• TASK INSTRUCTIONS: Gather all lines containing the string "ylabel" and copy them out.

======== DATA FOR THIS TASK

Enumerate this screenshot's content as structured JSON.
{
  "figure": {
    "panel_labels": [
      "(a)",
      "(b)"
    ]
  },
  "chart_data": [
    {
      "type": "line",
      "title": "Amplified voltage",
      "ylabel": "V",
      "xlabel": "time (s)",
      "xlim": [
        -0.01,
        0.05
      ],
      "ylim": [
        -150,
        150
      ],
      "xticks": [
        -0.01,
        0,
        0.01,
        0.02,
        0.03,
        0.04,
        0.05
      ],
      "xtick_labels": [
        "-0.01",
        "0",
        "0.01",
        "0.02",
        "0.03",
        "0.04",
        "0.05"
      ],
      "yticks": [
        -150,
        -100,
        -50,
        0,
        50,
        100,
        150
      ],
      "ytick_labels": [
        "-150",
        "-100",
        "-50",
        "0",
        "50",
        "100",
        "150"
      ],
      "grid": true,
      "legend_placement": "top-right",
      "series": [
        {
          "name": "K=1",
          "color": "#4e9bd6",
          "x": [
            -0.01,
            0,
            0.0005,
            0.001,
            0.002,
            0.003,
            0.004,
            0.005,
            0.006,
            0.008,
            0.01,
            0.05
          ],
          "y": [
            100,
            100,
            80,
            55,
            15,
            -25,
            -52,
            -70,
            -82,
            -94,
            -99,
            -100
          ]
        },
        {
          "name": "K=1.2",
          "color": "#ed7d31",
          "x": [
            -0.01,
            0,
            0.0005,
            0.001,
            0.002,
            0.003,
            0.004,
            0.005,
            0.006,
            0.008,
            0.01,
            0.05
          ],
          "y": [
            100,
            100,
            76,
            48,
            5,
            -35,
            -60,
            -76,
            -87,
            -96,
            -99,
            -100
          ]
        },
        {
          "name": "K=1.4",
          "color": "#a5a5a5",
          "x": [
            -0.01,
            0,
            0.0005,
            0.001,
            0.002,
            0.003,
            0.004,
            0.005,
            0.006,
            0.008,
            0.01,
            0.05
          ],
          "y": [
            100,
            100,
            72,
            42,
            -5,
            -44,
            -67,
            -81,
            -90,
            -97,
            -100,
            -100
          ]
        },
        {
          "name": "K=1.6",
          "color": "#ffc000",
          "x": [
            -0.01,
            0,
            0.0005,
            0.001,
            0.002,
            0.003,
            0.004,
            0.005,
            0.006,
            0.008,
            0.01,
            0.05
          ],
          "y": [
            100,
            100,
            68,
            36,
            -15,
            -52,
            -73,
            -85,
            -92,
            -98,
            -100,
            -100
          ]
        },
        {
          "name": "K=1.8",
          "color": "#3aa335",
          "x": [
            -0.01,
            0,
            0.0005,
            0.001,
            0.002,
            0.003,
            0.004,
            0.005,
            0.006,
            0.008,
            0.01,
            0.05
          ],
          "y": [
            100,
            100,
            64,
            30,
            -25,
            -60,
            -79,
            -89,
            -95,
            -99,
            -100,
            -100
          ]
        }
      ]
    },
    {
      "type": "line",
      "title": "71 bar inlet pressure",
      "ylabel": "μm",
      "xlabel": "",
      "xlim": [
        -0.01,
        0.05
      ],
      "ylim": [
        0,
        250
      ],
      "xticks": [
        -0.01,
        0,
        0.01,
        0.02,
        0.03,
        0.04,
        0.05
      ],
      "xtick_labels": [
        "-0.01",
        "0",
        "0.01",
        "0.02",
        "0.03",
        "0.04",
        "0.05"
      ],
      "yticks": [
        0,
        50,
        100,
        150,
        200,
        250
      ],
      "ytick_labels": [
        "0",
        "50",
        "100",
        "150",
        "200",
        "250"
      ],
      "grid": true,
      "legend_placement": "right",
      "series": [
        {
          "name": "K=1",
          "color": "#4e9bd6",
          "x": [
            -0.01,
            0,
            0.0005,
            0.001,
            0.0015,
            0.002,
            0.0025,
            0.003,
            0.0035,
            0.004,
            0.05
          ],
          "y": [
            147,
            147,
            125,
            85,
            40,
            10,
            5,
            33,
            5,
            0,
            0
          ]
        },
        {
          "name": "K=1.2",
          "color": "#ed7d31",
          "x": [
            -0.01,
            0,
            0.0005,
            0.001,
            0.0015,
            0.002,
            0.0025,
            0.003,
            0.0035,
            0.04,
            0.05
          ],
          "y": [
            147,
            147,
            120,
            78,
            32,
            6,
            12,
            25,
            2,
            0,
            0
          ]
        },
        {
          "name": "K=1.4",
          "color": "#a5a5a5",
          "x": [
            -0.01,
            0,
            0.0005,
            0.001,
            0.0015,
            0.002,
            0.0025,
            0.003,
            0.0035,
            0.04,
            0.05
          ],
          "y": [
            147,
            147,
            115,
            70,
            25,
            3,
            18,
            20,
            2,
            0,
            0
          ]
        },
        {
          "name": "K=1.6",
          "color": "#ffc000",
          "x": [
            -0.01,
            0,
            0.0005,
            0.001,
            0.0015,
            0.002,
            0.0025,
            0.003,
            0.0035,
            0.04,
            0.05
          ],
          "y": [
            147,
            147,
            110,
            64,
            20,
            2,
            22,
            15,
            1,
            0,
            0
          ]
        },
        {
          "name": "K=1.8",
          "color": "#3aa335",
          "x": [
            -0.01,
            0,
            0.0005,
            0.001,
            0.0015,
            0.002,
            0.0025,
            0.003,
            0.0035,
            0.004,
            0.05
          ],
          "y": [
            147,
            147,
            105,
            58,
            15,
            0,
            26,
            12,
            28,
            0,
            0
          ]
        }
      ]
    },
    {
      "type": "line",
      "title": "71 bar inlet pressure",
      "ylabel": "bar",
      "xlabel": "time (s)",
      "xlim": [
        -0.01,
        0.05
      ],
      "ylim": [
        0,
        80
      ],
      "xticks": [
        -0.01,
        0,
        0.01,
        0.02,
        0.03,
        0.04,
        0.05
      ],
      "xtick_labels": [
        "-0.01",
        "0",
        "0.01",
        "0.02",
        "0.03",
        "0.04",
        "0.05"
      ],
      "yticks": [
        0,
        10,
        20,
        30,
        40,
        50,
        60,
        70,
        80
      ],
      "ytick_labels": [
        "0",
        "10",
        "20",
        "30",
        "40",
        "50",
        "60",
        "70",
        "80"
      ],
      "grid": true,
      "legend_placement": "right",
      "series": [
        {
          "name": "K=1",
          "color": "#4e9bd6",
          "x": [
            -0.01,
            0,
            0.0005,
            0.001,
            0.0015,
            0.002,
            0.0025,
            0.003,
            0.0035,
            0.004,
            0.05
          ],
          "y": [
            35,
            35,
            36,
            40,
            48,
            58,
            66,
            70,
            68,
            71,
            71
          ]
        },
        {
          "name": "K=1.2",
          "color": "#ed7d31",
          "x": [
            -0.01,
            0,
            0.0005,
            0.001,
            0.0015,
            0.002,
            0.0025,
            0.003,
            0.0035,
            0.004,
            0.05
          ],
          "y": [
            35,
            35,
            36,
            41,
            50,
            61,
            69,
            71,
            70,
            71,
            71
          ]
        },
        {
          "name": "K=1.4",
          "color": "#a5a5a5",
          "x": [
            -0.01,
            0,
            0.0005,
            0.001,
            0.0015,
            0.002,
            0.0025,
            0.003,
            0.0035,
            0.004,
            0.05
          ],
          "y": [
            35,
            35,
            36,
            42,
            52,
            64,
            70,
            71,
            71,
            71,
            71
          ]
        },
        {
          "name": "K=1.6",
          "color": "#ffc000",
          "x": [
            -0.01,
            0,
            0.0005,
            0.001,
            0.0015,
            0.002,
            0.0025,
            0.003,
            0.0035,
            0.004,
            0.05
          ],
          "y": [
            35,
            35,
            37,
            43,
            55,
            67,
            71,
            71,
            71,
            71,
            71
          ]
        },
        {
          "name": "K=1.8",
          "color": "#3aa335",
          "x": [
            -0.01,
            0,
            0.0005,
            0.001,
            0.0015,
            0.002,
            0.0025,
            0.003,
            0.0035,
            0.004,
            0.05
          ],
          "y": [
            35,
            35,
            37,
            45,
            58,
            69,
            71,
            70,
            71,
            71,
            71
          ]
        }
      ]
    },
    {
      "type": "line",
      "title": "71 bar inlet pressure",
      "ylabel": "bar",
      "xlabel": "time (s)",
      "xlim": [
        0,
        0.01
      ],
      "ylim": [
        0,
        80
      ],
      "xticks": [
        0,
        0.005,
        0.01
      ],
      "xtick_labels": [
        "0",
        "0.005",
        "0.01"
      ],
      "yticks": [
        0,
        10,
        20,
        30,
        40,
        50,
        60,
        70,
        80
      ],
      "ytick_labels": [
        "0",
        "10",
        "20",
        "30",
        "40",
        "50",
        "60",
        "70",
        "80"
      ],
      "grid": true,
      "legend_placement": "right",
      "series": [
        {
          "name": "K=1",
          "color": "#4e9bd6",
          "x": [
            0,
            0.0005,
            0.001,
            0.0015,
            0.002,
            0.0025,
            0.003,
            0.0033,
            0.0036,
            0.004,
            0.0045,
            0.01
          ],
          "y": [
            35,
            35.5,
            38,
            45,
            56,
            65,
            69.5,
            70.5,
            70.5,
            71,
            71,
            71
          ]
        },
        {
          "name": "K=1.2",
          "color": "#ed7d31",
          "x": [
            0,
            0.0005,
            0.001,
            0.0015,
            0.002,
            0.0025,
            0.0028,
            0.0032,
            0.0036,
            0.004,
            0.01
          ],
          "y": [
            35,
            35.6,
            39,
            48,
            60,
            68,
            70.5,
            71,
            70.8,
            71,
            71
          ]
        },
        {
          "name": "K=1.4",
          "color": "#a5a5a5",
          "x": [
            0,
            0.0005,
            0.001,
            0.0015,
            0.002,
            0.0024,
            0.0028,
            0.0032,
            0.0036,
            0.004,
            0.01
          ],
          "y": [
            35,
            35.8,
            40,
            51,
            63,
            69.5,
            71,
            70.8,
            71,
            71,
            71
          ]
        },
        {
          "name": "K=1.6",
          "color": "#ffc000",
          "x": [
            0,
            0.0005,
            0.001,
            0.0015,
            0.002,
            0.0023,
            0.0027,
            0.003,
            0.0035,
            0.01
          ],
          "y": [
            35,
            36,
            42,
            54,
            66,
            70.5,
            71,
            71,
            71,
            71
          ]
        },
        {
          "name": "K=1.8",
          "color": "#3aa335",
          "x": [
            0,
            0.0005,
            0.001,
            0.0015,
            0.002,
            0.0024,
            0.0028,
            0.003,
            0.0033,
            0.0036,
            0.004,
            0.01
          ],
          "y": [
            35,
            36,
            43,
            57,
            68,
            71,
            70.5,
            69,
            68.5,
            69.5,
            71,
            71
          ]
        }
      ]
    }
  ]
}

================

• COMPLETED EXERCISE:
      "ylabel": "V",
      "ylabel": "μm",
      "ylabel": "bar",
      "ylabel": "bar",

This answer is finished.